BEGIN

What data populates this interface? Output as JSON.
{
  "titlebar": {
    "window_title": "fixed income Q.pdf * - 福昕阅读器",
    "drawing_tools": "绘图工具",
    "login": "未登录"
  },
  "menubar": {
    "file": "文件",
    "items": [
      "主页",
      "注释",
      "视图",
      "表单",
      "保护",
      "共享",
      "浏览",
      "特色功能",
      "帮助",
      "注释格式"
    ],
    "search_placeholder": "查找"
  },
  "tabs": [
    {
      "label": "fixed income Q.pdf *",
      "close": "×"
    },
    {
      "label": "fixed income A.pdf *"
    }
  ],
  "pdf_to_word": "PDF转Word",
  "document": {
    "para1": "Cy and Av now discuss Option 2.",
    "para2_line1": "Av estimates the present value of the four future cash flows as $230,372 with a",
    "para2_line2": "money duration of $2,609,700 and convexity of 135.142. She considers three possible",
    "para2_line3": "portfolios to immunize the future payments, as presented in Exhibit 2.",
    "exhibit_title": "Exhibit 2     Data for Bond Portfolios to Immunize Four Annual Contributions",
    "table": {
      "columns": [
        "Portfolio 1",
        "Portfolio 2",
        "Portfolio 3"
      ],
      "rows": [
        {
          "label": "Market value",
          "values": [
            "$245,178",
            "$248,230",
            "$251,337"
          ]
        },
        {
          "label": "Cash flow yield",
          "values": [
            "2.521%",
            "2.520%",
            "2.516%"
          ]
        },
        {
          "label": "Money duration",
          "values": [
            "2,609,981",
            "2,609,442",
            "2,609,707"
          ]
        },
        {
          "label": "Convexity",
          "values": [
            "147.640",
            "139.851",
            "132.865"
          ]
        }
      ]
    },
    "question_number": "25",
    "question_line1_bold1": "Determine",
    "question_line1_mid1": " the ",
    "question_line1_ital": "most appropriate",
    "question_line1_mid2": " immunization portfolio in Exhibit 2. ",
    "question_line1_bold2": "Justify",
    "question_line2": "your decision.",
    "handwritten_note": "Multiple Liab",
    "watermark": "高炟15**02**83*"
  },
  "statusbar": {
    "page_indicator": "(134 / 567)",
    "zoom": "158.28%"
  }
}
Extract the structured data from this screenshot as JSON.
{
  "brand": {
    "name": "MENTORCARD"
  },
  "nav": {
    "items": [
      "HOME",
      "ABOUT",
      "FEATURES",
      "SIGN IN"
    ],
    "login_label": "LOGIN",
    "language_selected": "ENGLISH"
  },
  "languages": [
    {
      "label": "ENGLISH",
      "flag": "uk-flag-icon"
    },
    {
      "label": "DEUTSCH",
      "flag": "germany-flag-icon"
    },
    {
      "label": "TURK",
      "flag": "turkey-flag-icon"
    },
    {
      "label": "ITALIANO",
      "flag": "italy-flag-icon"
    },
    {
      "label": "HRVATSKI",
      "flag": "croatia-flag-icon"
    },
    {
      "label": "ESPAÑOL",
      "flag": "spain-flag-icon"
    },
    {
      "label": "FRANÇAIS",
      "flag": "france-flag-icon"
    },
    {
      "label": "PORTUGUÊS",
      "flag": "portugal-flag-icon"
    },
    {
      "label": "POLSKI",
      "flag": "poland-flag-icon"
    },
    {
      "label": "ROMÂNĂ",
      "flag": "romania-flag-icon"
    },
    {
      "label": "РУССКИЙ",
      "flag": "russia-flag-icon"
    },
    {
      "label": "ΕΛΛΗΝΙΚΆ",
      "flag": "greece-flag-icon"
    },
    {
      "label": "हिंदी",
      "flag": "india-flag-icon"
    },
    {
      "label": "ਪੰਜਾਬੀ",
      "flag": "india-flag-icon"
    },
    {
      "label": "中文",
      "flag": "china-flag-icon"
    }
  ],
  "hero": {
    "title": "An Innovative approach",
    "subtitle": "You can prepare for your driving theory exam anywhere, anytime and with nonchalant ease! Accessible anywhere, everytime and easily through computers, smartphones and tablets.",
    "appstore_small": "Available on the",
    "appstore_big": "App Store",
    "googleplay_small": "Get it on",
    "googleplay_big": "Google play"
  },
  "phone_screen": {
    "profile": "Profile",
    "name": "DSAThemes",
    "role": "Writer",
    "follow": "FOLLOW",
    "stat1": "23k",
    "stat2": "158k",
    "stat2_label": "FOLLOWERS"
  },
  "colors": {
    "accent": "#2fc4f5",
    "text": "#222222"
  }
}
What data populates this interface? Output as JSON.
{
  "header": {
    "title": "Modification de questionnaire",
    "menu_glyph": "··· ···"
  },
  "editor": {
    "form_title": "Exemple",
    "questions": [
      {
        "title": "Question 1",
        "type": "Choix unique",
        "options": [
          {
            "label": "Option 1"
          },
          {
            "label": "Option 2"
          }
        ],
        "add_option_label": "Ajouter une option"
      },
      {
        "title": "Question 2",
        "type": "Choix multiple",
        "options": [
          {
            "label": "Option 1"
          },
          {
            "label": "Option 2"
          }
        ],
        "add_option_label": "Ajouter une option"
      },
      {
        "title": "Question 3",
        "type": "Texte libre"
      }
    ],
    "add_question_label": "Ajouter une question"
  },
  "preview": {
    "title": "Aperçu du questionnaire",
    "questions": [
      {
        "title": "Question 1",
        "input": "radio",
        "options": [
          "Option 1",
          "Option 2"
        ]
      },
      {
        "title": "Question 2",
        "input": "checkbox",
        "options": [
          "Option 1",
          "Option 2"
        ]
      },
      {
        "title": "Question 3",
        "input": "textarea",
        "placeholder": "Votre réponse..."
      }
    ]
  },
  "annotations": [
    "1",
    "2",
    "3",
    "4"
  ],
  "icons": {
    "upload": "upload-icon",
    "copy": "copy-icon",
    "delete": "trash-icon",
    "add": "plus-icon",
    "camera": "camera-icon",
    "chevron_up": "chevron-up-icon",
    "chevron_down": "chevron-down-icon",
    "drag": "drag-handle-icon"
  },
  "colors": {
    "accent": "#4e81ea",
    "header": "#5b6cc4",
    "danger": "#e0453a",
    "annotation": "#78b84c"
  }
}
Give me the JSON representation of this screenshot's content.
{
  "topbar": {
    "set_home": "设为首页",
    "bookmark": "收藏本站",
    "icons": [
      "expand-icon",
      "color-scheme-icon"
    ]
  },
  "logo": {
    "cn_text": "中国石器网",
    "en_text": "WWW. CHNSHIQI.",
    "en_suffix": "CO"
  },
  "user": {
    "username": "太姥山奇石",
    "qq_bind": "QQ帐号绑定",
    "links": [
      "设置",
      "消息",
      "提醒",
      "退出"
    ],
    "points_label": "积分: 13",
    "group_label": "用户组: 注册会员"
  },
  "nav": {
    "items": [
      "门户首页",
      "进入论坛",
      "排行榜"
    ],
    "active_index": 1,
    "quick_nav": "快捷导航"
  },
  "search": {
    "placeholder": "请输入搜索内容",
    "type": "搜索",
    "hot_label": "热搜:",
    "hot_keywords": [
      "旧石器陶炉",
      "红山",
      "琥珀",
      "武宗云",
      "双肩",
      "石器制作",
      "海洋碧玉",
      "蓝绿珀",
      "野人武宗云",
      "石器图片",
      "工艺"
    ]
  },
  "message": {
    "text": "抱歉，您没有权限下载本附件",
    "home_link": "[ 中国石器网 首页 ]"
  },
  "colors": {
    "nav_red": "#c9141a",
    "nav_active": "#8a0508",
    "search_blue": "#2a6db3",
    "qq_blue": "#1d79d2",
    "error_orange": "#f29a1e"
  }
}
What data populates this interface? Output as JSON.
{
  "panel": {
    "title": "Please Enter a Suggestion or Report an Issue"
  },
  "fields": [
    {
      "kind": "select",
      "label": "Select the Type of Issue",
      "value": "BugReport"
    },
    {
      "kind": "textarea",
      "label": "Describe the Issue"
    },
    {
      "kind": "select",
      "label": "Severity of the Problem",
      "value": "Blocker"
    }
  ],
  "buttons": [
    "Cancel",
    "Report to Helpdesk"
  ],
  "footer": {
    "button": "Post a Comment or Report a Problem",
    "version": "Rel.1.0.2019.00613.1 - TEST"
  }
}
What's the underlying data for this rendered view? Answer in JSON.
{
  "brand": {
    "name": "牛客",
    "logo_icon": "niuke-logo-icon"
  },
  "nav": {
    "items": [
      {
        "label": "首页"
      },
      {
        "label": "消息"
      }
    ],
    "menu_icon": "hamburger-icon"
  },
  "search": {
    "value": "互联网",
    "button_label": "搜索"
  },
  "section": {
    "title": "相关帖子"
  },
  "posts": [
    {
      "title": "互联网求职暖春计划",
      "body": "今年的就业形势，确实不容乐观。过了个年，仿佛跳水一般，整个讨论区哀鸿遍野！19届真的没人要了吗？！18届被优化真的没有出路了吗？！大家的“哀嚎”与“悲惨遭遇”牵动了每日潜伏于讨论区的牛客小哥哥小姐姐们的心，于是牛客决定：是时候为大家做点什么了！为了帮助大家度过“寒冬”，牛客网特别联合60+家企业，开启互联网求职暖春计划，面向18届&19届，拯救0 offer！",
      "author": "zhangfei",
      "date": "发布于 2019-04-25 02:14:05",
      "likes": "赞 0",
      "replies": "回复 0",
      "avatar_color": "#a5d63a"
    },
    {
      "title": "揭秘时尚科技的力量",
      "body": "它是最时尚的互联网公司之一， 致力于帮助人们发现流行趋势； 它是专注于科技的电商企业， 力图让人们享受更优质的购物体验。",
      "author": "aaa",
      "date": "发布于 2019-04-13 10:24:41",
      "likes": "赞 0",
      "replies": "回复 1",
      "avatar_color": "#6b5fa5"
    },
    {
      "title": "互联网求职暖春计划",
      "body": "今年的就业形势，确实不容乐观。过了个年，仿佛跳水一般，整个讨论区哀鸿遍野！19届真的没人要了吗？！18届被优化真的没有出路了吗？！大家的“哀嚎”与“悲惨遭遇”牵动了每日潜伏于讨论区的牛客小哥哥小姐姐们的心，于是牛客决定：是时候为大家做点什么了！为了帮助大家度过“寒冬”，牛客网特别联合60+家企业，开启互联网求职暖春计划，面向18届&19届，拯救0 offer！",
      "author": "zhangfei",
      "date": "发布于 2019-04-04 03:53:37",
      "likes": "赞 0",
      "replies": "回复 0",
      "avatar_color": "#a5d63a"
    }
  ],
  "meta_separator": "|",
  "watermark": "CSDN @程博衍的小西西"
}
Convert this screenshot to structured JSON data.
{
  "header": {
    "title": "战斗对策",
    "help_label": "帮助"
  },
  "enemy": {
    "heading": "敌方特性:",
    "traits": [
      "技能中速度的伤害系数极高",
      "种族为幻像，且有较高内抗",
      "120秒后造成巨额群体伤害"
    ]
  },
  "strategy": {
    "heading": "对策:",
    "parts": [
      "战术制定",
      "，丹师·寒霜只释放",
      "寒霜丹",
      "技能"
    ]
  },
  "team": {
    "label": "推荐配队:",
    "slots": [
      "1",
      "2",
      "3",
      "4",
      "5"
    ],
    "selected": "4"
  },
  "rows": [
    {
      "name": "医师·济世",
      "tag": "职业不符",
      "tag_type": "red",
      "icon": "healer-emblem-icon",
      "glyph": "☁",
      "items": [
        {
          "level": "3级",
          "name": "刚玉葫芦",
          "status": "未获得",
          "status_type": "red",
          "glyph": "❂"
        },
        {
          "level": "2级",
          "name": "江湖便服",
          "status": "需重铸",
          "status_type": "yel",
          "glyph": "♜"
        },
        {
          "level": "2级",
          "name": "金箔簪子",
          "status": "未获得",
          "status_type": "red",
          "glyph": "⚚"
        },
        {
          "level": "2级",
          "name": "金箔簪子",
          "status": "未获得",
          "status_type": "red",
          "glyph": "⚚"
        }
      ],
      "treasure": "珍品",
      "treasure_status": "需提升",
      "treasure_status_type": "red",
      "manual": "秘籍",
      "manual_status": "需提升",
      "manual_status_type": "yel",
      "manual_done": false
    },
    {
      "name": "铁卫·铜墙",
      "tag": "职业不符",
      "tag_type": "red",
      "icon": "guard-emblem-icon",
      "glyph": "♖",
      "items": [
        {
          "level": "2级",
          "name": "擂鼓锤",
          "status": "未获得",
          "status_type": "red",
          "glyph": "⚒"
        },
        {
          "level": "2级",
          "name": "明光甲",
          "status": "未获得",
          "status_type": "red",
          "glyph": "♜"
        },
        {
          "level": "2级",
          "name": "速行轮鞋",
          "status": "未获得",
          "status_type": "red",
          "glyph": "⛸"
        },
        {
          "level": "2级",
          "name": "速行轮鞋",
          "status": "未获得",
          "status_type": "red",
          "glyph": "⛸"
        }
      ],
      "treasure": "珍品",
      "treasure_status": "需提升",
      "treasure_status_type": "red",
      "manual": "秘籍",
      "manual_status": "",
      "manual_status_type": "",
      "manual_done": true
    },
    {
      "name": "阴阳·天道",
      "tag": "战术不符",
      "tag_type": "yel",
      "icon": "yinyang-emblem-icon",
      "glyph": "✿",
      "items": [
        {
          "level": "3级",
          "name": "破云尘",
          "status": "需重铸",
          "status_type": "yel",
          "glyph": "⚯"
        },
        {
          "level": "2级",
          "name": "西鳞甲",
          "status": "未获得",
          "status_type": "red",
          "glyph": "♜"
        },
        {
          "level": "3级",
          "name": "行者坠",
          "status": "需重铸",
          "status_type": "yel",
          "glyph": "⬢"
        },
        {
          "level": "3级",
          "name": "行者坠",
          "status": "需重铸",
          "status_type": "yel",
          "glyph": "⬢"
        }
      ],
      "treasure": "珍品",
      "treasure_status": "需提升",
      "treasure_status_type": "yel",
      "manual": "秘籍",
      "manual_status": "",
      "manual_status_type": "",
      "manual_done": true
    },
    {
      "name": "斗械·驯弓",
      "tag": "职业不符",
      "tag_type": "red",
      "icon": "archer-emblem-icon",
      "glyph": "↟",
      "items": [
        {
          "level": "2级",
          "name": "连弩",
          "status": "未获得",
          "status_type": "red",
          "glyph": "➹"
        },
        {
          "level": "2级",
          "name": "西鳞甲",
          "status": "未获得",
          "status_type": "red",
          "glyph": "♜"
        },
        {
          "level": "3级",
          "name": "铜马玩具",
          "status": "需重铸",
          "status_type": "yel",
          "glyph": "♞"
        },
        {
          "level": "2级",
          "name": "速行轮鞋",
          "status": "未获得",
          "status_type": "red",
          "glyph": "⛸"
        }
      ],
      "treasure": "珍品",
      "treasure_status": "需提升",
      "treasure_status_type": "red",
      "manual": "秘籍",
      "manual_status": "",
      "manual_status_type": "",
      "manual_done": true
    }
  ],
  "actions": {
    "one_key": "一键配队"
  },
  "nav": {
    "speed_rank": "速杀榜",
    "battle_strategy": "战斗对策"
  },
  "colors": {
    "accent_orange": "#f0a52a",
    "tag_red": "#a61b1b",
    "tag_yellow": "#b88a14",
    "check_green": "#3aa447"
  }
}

END

> _Challenge_
Go through the listing above and locate each line that holds the word "with". Copy those lines.

> _Output below_
    "para2_line1": "Av estimates the present value of the four future cash flows as $230,372 with a",
    "subtitle": "You can prepare for your driving theory exam anywhere, anytime and with nonchalant ease! Accessible anywhere, everytime and easily through computers, smartphones and tablets.",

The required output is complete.